§ Figure data in JSON
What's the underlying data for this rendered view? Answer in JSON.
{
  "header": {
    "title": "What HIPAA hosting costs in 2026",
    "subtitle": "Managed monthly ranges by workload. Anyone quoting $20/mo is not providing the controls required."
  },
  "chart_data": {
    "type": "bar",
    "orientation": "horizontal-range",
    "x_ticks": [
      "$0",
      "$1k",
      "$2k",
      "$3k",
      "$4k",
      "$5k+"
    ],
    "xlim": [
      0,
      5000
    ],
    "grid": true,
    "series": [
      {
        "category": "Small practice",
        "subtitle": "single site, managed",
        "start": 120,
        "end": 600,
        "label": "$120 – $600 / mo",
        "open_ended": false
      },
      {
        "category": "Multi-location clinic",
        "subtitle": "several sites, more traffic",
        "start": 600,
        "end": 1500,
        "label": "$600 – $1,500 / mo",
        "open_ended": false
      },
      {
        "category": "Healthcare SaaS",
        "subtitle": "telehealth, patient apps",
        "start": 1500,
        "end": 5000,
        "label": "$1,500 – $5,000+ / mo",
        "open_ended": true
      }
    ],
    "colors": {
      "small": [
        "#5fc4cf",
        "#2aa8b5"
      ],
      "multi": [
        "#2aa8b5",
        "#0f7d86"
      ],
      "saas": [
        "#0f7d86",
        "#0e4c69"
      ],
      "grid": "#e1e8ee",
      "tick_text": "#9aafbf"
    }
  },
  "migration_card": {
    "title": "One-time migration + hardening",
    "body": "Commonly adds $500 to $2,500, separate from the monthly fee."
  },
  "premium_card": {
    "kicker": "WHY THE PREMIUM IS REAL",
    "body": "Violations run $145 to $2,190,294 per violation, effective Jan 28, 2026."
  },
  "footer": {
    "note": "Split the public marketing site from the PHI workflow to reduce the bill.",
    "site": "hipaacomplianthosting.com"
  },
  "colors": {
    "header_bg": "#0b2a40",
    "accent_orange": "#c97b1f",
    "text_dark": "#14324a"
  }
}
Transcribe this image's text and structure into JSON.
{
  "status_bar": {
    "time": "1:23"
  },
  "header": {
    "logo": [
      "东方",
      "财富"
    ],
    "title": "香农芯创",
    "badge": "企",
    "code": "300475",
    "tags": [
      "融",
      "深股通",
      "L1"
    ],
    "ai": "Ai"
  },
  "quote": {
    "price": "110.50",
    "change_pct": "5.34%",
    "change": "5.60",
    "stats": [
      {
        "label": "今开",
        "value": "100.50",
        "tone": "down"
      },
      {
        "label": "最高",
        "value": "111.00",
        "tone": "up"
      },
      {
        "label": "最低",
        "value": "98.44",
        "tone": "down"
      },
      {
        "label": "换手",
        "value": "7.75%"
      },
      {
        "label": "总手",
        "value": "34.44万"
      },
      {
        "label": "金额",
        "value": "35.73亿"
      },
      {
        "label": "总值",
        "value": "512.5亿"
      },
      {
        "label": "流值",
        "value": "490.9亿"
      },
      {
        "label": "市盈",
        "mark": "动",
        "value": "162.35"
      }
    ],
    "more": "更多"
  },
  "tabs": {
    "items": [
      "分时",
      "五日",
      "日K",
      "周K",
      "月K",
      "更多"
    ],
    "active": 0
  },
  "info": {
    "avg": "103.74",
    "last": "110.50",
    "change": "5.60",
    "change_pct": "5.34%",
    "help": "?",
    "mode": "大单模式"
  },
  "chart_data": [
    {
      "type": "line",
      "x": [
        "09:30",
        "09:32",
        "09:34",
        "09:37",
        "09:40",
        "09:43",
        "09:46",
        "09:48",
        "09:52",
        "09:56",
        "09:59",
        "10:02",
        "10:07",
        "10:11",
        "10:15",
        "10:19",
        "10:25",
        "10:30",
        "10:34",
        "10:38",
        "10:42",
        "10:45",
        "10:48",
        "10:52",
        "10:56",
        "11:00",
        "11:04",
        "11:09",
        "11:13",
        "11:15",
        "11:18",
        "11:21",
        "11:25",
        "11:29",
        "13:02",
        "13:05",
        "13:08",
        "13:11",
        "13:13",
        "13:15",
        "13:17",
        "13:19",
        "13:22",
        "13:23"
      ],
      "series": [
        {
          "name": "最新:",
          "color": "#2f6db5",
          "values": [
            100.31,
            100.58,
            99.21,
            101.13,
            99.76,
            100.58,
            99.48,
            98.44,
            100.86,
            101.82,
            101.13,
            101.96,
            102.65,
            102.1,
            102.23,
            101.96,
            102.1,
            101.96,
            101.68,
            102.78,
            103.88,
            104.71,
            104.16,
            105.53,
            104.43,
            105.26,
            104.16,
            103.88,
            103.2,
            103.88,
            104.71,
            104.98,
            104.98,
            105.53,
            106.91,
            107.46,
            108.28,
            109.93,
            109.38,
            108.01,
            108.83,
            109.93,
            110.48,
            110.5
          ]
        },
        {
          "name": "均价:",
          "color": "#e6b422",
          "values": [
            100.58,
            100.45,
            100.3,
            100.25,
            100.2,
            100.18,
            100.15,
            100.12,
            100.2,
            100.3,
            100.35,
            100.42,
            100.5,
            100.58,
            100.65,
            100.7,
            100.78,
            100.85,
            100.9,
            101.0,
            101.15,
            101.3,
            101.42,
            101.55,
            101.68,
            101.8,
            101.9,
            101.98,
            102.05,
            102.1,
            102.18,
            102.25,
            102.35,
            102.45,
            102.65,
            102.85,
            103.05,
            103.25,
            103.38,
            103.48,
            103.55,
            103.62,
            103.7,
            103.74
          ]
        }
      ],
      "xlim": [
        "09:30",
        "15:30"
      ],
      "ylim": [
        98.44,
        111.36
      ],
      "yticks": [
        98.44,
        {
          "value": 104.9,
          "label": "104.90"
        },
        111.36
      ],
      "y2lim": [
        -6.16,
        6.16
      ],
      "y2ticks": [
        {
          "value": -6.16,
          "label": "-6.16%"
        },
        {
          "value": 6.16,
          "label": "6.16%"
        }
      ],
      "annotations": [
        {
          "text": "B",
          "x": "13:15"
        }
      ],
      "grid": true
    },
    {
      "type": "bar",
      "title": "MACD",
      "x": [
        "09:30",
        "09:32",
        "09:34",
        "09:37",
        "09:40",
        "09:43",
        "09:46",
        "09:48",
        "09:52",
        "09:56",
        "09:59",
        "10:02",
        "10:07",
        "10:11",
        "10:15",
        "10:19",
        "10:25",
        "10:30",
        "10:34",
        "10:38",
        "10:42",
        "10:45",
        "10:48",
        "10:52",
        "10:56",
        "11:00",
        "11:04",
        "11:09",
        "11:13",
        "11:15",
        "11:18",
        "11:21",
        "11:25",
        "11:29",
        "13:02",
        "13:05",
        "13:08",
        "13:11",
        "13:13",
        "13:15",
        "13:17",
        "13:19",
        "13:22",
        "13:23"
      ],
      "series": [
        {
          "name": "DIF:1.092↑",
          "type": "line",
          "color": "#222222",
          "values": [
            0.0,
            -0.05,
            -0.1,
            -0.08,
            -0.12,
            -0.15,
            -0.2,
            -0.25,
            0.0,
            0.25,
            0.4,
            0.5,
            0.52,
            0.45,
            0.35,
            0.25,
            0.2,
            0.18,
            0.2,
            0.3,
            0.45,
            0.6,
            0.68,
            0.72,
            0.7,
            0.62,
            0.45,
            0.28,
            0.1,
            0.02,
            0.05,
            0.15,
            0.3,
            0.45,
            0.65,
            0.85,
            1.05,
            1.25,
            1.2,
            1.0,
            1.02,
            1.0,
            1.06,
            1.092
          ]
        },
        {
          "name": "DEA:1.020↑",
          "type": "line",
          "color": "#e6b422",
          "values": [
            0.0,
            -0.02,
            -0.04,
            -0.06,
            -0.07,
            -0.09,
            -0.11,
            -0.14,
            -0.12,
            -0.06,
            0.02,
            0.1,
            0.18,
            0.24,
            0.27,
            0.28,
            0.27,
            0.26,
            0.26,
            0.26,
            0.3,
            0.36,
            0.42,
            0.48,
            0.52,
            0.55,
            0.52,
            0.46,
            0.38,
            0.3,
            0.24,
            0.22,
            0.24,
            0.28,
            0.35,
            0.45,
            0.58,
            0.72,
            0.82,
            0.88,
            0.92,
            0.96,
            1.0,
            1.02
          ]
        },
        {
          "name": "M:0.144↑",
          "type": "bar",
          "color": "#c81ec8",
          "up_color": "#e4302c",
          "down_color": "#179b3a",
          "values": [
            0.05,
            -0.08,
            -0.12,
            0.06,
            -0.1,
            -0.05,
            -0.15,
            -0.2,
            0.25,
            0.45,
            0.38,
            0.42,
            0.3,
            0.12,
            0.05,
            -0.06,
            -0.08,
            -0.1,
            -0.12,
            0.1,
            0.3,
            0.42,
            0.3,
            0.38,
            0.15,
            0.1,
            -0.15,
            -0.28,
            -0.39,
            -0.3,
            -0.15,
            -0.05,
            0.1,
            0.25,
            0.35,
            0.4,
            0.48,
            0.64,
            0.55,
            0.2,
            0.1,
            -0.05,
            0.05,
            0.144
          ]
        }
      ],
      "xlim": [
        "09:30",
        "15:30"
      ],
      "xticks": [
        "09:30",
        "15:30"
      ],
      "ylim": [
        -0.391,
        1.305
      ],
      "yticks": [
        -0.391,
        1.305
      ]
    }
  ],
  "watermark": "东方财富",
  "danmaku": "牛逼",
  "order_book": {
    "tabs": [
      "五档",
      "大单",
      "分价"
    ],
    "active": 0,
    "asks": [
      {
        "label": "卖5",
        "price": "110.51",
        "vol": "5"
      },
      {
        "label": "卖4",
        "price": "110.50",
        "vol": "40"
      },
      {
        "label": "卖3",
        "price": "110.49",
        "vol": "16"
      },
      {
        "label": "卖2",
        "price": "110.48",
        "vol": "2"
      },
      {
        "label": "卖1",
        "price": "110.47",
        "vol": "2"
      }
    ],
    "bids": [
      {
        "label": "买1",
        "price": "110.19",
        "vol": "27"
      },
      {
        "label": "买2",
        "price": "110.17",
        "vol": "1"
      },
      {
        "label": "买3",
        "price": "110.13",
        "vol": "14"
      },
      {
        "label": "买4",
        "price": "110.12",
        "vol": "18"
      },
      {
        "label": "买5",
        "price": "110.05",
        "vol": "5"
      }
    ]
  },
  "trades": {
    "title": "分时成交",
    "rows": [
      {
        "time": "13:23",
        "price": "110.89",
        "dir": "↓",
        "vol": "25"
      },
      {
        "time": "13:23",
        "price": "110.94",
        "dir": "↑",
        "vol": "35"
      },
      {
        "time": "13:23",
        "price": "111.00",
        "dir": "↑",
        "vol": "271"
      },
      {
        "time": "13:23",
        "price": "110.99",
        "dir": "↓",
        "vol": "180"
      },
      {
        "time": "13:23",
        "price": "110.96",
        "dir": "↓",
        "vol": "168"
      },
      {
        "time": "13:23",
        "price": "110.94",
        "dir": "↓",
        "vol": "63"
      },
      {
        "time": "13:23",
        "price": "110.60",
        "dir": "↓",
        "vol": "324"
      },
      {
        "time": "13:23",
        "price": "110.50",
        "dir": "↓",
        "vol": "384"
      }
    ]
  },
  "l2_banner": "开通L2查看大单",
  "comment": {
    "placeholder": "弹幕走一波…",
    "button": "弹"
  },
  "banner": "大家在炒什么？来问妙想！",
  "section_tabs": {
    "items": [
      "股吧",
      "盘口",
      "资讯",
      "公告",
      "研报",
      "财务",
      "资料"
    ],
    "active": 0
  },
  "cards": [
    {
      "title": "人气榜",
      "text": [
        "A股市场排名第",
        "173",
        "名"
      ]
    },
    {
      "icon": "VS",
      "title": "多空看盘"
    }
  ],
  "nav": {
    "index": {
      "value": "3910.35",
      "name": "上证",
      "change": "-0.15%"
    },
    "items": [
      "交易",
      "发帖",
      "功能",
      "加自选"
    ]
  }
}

§ Short task
What is the number of lines in the records that contain "category"? Give that number only.

§ Final answer
3